Input data.
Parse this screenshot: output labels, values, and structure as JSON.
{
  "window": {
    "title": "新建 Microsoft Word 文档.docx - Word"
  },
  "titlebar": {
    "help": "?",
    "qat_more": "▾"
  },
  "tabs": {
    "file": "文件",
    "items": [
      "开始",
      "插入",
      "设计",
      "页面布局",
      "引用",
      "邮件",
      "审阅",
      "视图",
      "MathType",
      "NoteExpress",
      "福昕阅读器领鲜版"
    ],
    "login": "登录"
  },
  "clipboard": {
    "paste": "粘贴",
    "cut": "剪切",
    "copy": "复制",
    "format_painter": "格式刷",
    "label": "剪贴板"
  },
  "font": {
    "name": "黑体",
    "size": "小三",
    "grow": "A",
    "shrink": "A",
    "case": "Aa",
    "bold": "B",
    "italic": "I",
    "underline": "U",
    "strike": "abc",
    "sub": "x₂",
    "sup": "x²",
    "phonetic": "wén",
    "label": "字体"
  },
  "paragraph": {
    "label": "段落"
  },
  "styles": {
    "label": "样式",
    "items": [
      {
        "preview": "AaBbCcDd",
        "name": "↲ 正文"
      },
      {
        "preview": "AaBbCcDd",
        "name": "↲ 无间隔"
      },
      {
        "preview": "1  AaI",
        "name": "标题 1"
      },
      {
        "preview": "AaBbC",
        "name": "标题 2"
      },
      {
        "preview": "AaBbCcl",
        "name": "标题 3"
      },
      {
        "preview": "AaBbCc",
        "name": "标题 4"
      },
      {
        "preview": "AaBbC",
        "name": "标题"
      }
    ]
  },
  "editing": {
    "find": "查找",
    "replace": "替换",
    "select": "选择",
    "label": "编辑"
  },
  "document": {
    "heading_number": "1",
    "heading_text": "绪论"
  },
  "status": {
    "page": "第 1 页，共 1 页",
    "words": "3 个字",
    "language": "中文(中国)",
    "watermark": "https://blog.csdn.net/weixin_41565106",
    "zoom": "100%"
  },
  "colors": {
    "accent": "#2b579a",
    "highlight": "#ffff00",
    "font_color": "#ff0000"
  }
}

Problem to work on. Nothing should be changed: write out all of the data as is.

Answer below.
Parse this screenshot: output labels, values, and structure as JSON.
{
  "window": {
    "title": "新建 Microsoft Word 文档.docx - Word"
  },
  "titlebar": {
    "help": "?",
    "qat_more": "▾"
  },
  "tabs": {
    "file": "文件",
    "items": [
      "开始",
      "插入",
      "设计",
      "页面布局",
      "引用",
      "邮件",
      "审阅",
      "视图",
      "MathType",
      "NoteExpress",
      "福昕阅读器领鲜版"
    ],
    "login": "登录"
  },
  "clipboard": {
    "paste": "粘贴",
    "cut": "剪切",
    "copy": "复制",
    "format_painter": "格式刷",
    "label": "剪贴板"
  },
  "font": {
    "name": "黑体",
    "size": "小三",
    "grow": "A",
    "shrink": "A",
    "case": "Aa",
    "bold": "B",
    "italic": "I",
    "underline": "U",
    "strike": "abc",
    "sub": "x₂",
    "sup": "x²",
    "phonetic": "wén",
    "label": "字体"
  },
  "paragraph": {
    "label": "段落"
  },
  "styles": {
    "label": "样式",
    "items": [
      {
        "preview": "AaBbCcDd",
        "name": "↲ 正文"
      },
      {
        "preview": "AaBbCcDd",
        "name": "↲ 无间隔"
      },
      {
        "preview": "1  AaI",
        "name": "标题 1"
      },
      {
        "preview": "AaBbC",
        "name": "标题 2"
      },
      {
        "preview": "AaBbCcl",
        "name": "标题 3"
      },
      {
        "preview": "AaBbCc",
        "name": "标题 4"
      },
      {
        "preview": "AaBbC",
        "name": "标题"
      }
    ]
  },
  "editing": {
    "find": "查找",
    "replace": "替换",
    "select": "选择",
    "label": "编辑"
  },
  "document": {
    "heading_number": "1",
    "heading_text": "绪论"
  },
  "status": {
    "page": "第 1 页，共 1 页",
    "words": "3 个字",
    "language": "中文(中国)",
    "watermark": "https://blog.csdn.net/weixin_41565106",
    "zoom": "100%"
  },
  "colors": {
    "accent": "#2b579a",
    "highlight": "#ffff00",
    "font_color": "#ff0000"
  }
}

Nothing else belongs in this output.